== GIVEN RECORDS ==
----------------------------------------

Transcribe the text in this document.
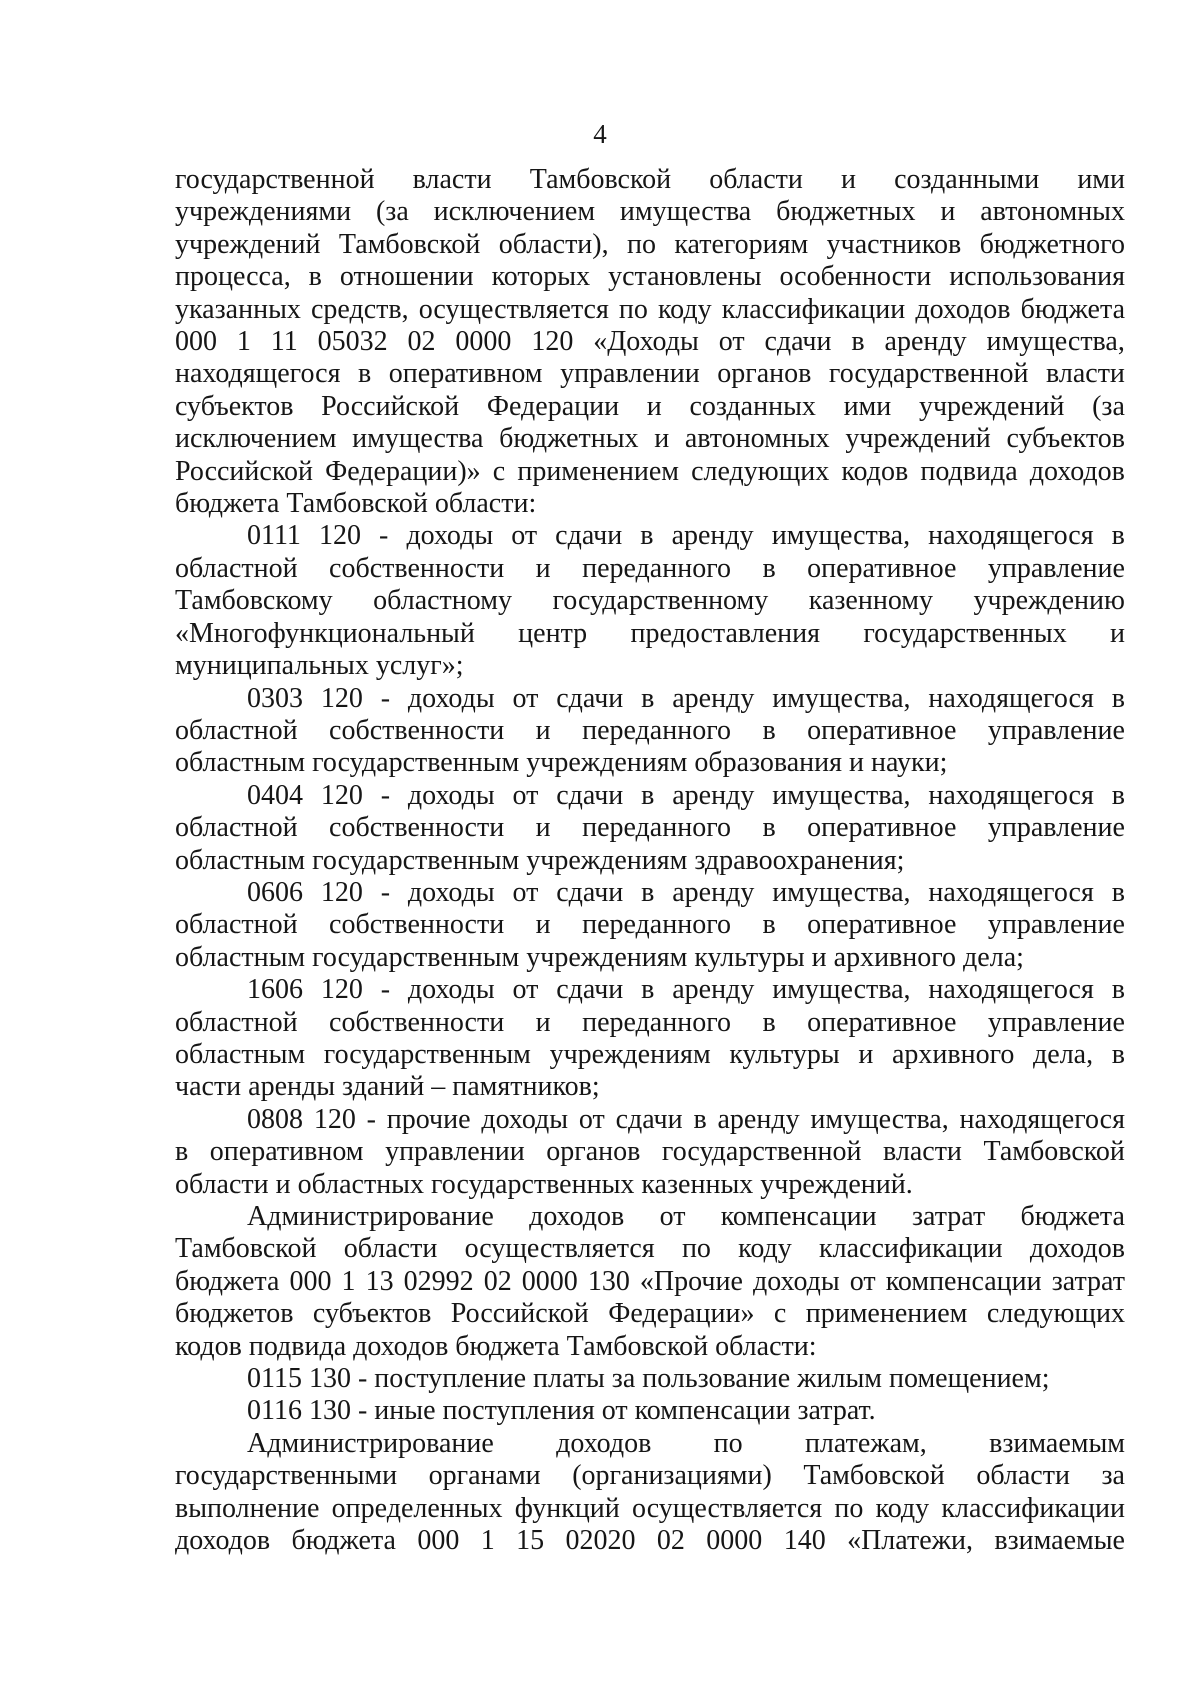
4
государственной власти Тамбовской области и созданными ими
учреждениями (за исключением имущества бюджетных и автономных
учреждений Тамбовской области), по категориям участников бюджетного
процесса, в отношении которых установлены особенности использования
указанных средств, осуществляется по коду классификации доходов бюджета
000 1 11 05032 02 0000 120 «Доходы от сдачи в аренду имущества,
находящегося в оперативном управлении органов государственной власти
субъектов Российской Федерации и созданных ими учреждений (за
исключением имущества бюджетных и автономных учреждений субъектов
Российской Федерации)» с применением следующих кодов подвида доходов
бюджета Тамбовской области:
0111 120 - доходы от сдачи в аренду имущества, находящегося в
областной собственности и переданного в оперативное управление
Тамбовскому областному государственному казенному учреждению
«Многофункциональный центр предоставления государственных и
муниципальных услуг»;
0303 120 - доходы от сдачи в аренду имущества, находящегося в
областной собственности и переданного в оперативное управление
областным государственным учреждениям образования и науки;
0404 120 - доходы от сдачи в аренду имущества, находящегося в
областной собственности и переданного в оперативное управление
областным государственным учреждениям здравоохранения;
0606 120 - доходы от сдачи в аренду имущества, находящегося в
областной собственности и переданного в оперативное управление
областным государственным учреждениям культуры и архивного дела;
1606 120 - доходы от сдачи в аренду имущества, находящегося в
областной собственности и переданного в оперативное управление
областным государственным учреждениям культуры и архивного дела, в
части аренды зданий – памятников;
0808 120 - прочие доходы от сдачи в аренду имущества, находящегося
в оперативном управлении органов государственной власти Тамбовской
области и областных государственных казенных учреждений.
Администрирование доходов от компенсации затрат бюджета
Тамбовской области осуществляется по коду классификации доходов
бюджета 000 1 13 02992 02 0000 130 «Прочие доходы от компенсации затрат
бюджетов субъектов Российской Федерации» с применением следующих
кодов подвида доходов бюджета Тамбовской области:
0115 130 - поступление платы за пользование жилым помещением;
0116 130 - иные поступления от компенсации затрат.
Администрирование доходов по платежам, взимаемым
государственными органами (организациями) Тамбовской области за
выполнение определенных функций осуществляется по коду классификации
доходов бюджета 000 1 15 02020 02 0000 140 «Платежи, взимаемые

----------------------------------------

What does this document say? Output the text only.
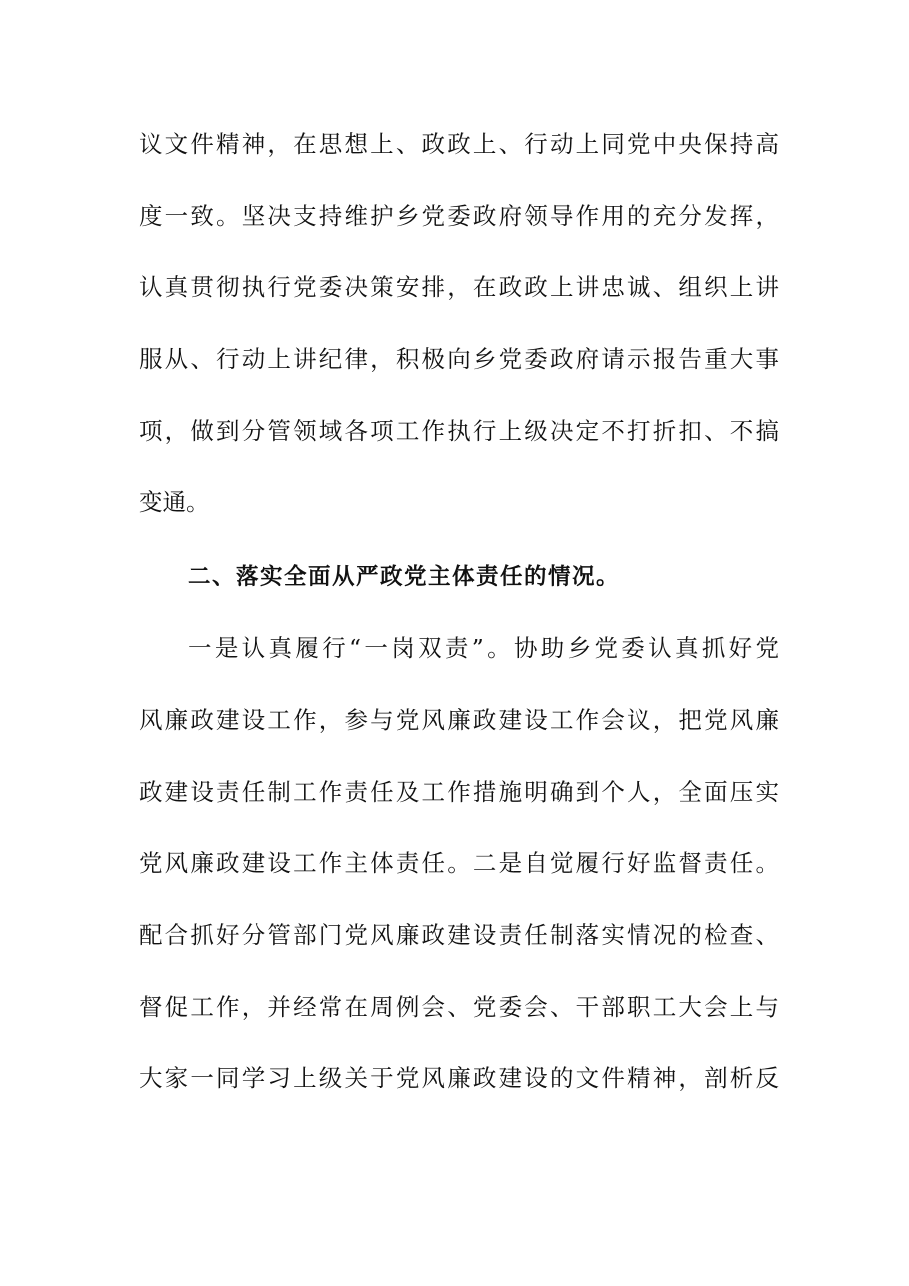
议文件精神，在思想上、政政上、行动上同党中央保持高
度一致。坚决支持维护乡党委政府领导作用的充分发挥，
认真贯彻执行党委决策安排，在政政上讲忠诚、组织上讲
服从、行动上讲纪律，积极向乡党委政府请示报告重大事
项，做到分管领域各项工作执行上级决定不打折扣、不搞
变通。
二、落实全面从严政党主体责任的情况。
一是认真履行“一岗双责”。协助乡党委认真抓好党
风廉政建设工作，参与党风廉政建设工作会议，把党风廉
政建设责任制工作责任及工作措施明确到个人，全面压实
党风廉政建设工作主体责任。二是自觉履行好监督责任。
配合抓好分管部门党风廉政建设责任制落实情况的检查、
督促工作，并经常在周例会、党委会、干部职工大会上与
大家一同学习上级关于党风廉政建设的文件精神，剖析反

----------------------------------------

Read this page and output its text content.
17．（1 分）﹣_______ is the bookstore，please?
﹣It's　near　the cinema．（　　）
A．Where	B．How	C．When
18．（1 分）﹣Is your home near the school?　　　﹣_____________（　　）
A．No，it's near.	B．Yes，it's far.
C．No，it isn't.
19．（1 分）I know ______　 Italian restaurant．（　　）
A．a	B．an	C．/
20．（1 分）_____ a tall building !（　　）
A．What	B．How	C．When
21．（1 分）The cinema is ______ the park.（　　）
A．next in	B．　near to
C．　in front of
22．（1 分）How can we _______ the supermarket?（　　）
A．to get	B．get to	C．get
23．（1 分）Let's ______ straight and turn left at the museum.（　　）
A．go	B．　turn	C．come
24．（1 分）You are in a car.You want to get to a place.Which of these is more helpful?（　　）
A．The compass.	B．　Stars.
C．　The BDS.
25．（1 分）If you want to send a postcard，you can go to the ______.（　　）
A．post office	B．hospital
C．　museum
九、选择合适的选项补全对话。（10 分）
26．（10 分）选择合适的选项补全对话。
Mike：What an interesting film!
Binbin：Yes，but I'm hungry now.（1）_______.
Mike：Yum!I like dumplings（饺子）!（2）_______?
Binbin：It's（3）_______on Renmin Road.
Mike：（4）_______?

----------------------------------------

== WORK INSTRUCTIONS ==
Search the lines above for the string "Тамбовской" and copy each line that has it.

== TASK RESULT ==
государственной власти Тамбовской области и созданными ими
учреждений Тамбовской области), по категориям участников бюджетного
бюджета Тамбовской области:
в оперативном управлении органов государственной власти Тамбовской
Тамбовской области осуществляется по коду классификации доходов
кодов подвида доходов бюджета Тамбовской области:
государственными органами (организациями) Тамбовской области за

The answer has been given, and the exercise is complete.